§ Material shown:
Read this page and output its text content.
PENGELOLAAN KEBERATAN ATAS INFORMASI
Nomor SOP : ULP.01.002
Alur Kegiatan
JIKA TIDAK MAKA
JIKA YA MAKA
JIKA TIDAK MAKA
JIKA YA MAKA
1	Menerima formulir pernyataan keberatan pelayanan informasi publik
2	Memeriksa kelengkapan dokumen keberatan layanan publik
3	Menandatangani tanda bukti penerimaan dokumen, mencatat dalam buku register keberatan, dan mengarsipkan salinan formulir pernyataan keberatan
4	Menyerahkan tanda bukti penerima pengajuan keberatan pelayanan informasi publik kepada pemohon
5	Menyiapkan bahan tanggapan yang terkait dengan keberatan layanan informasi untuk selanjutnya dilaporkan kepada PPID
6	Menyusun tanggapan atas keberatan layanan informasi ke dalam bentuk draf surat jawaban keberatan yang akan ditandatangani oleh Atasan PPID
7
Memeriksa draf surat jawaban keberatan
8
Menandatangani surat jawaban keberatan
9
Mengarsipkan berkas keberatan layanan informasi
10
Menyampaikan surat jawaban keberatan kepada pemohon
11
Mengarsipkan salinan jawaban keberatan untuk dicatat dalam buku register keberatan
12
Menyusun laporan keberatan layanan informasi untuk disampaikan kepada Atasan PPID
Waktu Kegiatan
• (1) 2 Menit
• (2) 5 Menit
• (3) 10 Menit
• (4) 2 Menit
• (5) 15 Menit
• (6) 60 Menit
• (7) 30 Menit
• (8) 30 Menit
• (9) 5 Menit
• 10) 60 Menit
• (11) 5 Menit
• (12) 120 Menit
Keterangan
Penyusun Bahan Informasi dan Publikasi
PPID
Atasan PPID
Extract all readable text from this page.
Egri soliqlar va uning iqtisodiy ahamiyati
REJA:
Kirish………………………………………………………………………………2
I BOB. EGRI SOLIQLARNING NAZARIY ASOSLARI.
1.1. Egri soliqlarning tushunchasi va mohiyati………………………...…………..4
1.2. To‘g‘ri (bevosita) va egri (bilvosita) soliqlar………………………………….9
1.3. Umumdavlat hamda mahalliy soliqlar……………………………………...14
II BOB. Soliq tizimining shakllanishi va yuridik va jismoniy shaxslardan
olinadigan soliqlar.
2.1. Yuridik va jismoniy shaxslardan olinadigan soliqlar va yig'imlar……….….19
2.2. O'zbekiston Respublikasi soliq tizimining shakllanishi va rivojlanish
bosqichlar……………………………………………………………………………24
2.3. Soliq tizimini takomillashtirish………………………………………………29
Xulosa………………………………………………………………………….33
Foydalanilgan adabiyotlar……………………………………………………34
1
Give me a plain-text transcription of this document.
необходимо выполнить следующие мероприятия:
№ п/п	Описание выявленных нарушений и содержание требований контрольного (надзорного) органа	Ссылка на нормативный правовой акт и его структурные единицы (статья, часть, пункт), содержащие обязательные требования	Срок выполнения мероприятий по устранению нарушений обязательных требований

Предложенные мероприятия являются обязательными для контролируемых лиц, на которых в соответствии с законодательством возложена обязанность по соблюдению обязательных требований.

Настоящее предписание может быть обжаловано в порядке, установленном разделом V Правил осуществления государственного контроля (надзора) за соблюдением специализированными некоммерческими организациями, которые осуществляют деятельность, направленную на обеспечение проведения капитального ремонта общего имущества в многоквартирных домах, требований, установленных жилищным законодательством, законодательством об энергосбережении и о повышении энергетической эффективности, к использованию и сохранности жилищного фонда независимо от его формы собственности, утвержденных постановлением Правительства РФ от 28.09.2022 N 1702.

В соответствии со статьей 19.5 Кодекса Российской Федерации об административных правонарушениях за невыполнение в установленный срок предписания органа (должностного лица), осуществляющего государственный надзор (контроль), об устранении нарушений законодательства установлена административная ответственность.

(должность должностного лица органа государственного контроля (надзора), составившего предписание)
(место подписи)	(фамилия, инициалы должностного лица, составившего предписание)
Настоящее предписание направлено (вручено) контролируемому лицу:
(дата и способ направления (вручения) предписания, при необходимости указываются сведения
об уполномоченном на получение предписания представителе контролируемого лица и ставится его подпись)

§ What you have to do: Copy each entry exactly, with nothing added or dropped.

§ Exercise output:
Read this page and output its text content.
PENGELOLAAN KEBERATAN ATAS INFORMASI
Nomor SOP : ULP.01.002
Alur Kegiatan
JIKA TIDAK MAKA
JIKA YA MAKA
JIKA TIDAK MAKA
JIKA YA MAKA
1	Menerima formulir pernyataan keberatan pelayanan informasi publik
2	Memeriksa kelengkapan dokumen keberatan layanan publik
3	Menandatangani tanda bukti penerimaan dokumen, mencatat dalam buku register keberatan, dan mengarsipkan salinan formulir pernyataan keberatan
4	Menyerahkan tanda bukti penerima pengajuan keberatan pelayanan informasi publik kepada pemohon
5	Menyiapkan bahan tanggapan yang terkait dengan keberatan layanan informasi untuk selanjutnya dilaporkan kepada PPID
6	Menyusun tanggapan atas keberatan layanan informasi ke dalam bentuk draf surat jawaban keberatan yang akan ditandatangani oleh Atasan PPID
7
Memeriksa draf surat jawaban keberatan
8
Menandatangani surat jawaban keberatan
9
Mengarsipkan berkas keberatan layanan informasi
10
Menyampaikan surat jawaban keberatan kepada pemohon
11
Mengarsipkan salinan jawaban keberatan untuk dicatat dalam buku register keberatan
12
Menyusun laporan keberatan layanan informasi untuk disampaikan kepada Atasan PPID
Waktu Kegiatan
• (1) 2 Menit
• (2) 5 Menit
• (3) 10 Menit
• (4) 2 Menit
• (5) 15 Menit
• (6) 60 Menit
• (7) 30 Menit
• (8) 30 Menit
• (9) 5 Menit
• 10) 60 Menit
• (11) 5 Menit
• (12) 120 Menit
Keterangan
Penyusun Bahan Informasi dan Publikasi
PPID
Atasan PPID
Extract all readable text from this page.
Egri soliqlar va uning iqtisodiy ahamiyati
REJA:
Kirish………………………………………………………………………………2
I BOB. EGRI SOLIQLARNING NAZARIY ASOSLARI.
1.1. Egri soliqlarning tushunchasi va mohiyati………………………...…………..4
1.2. To‘g‘ri (bevosita) va egri (bilvosita) soliqlar………………………………….9
1.3. Umumdavlat hamda mahalliy soliqlar……………………………………...14
II BOB. Soliq tizimining shakllanishi va yuridik va jismoniy shaxslardan
olinadigan soliqlar.
2.1. Yuridik va jismoniy shaxslardan olinadigan soliqlar va yig'imlar……….….19
2.2. O'zbekiston Respublikasi soliq tizimining shakllanishi va rivojlanish
bosqichlar……………………………………………………………………………24
2.3. Soliq tizimini takomillashtirish………………………………………………29
Xulosa………………………………………………………………………….33
Foydalanilgan adabiyotlar……………………………………………………34
1
Give me a plain-text transcription of this document.
необходимо выполнить следующие мероприятия:
№ п/п	Описание выявленных нарушений и содержание требований контрольного (надзорного) органа	Ссылка на нормативный правовой акт и его структурные единицы (статья, часть, пункт), содержащие обязательные требования	Срок выполнения мероприятий по устранению нарушений обязательных требований

Предложенные мероприятия являются обязательными для контролируемых лиц, на которых в соответствии с законодательством возложена обязанность по соблюдению обязательных требований.

Настоящее предписание может быть обжаловано в порядке, установленном разделом V Правил осуществления государственного контроля (надзора) за соблюдением специализированными некоммерческими организациями, которые осуществляют деятельность, направленную на обеспечение проведения капитального ремонта общего имущества в многоквартирных домах, требований, установленных жилищным законодательством, законодательством об энергосбережении и о повышении энергетической эффективности, к использованию и сохранности жилищного фонда независимо от его формы собственности, утвержденных постановлением Правительства РФ от 28.09.2022 N 1702.

В соответствии со статьей 19.5 Кодекса Российской Федерации об административных правонарушениях за невыполнение в установленный срок предписания органа (должностного лица), осуществляющего государственный надзор (контроль), об устранении нарушений законодательства установлена административная ответственность.

(должность должностного лица органа государственного контроля (надзора), составившего предписание)
(место подписи)	(фамилия, инициалы должностного лица, составившего предписание)
Настоящее предписание направлено (вручено) контролируемому лицу:
(дата и способ направления (вручения) предписания, при необходимости указываются сведения
об уполномоченном на получение предписания представителе контролируемого лица и ставится его подпись)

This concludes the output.